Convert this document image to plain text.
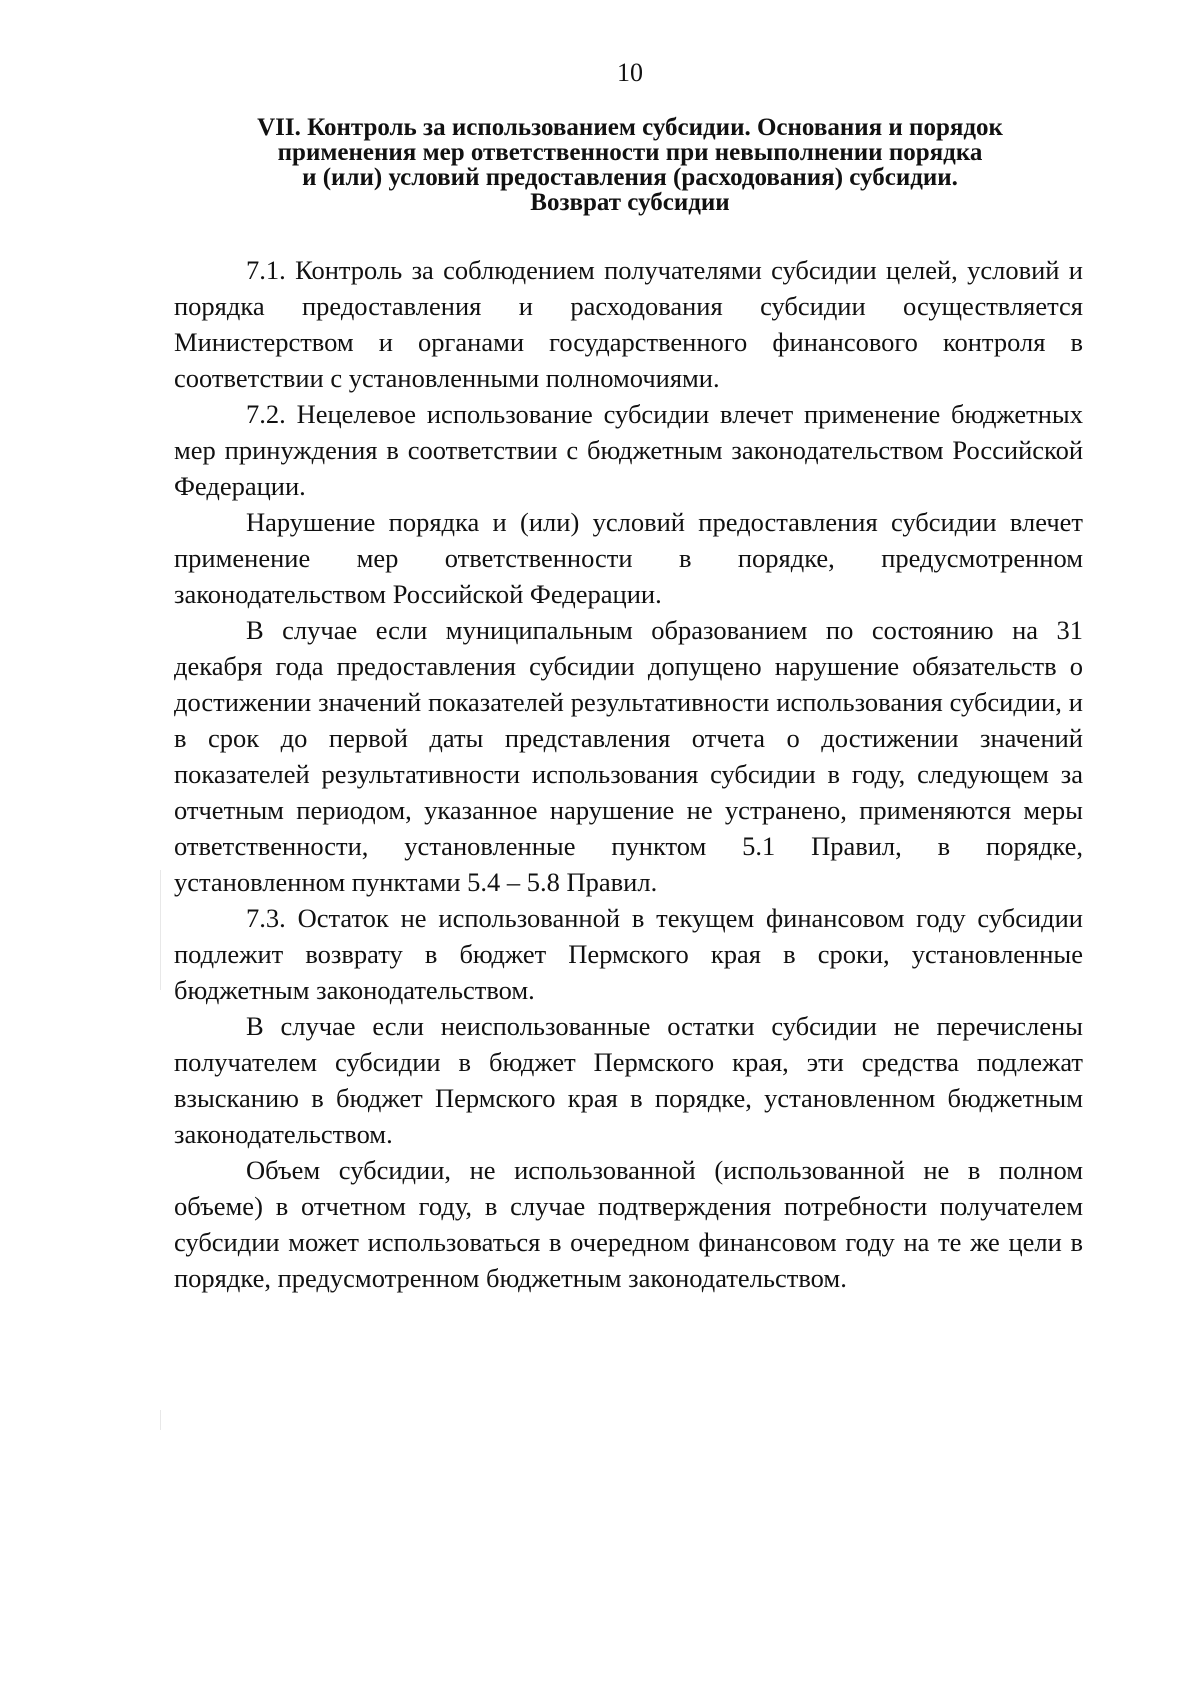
10
VII. Контроль за использованием субсидии. Основания и порядок
применения мер ответственности при невыполнении порядка
и (или) условий предоставления (расходования) субсидии.
Возврат субсидии

7.1. Контроль за соблюдением получателями субсидии целей, условий и порядка предоставления и расходования субсидии осуществляется Министерством и органами государственного финансового контроля в соответствии с установленными полномочиями.

7.2. Нецелевое использование субсидии влечет применение бюджетных мер принуждения в соответствии с бюджетным законодательством Российской Федерации.

Нарушение порядка и (или) условий предоставления субсидии влечет применение мер ответственности в порядке, предусмотренном законодательством Российской Федерации.

В случае если муниципальным образованием по состоянию на 31 декабря года предоставления субсидии допущено нарушение обязательств о достижении значений показателей результативности использования субсидии, и в срок до первой даты представления отчета о достижении значений показателей результативности использования субсидии в году, следующем за отчетным периодом, указанное нарушение не устранено, применяются меры ответственности, установленные пунктом 5.1 Правил, в порядке, установленном пунктами 5.4 – 5.8 Правил.

7.3. Остаток не использованной в текущем финансовом году субсидии подлежит возврату в бюджет Пермского края в сроки, установленные бюджетным законодательством.

В случае если неиспользованные остатки субсидии не перечислены получателем субсидии в бюджет Пермского края, эти средства подлежат взысканию в бюджет Пермского края в порядке, установленном бюджетным законодательством.

Объем субсидии, не использованной (использованной не в полном объеме) в отчетном году, в случае подтверждения потребности получателем субсидии может использоваться в очередном финансовом году на те же цели в порядке, предусмотренном бюджетным законодательством.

*Work to be completed*
Quote the data above in full and without alteration; skip the pictures.

*Solution to this task*
Convert this document image to plain text.
10
VII. Контроль за использованием субсидии. Основания и порядок
применения мер ответственности при невыполнении порядка
и (или) условий предоставления (расходования) субсидии.
Возврат субсидии

7.1. Контроль за соблюдением получателями субсидии целей, условий и порядка предоставления и расходования субсидии осуществляется Министерством и органами государственного финансового контроля в соответствии с установленными полномочиями.

7.2. Нецелевое использование субсидии влечет применение бюджетных мер принуждения в соответствии с бюджетным законодательством Российской Федерации.

Нарушение порядка и (или) условий предоставления субсидии влечет применение мер ответственности в порядке, предусмотренном законодательством Российской Федерации.

В случае если муниципальным образованием по состоянию на 31 декабря года предоставления субсидии допущено нарушение обязательств о достижении значений показателей результативности использования субсидии, и в срок до первой даты представления отчета о достижении значений показателей результативности использования субсидии в году, следующем за отчетным периодом, указанное нарушение не устранено, применяются меры ответственности, установленные пунктом 5.1 Правил, в порядке, установленном пунктами 5.4 – 5.8 Правил.

7.3. Остаток не использованной в текущем финансовом году субсидии подлежит возврату в бюджет Пермского края в сроки, установленные бюджетным законодательством.

В случае если неиспользованные остатки субсидии не перечислены получателем субсидии в бюджет Пермского края, эти средства подлежат взысканию в бюджет Пермского края в порядке, установленном бюджетным законодательством.

Объем субсидии, не использованной (использованной не в полном объеме) в отчетном году, в случае подтверждения потребности получателем субсидии может использоваться в очередном финансовом году на те же цели в порядке, предусмотренном бюджетным законодательством.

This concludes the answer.